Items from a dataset
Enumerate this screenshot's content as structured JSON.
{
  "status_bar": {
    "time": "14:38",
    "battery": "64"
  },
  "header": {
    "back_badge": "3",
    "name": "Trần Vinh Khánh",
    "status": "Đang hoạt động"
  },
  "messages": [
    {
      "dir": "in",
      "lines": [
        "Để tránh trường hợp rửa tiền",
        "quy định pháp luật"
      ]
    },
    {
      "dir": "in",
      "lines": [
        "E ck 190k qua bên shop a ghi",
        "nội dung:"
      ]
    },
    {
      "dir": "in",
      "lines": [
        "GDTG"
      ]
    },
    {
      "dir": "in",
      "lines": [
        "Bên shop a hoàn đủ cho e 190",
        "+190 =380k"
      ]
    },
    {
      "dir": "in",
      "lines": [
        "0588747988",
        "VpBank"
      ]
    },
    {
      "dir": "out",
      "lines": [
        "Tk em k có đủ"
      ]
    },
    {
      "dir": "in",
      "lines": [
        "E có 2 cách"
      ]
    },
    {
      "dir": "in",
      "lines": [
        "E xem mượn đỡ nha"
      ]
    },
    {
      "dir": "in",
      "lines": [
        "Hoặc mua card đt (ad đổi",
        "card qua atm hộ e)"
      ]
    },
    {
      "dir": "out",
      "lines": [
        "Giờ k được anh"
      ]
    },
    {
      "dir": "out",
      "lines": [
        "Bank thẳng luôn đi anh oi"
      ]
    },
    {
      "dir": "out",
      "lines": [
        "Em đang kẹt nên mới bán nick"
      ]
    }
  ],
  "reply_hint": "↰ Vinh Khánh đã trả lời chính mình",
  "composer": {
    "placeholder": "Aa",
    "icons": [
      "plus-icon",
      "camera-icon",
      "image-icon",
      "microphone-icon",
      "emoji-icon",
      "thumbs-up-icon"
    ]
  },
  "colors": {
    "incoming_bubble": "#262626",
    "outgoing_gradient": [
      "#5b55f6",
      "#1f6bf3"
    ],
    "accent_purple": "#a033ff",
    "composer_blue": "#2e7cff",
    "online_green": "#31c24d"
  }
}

▸ The problem
Look through the material above and pick out each line holding the word "card".

▸ Exercise solution
        "Hoặc mua card đt (ad đổi",
        "card qua atm hộ e)"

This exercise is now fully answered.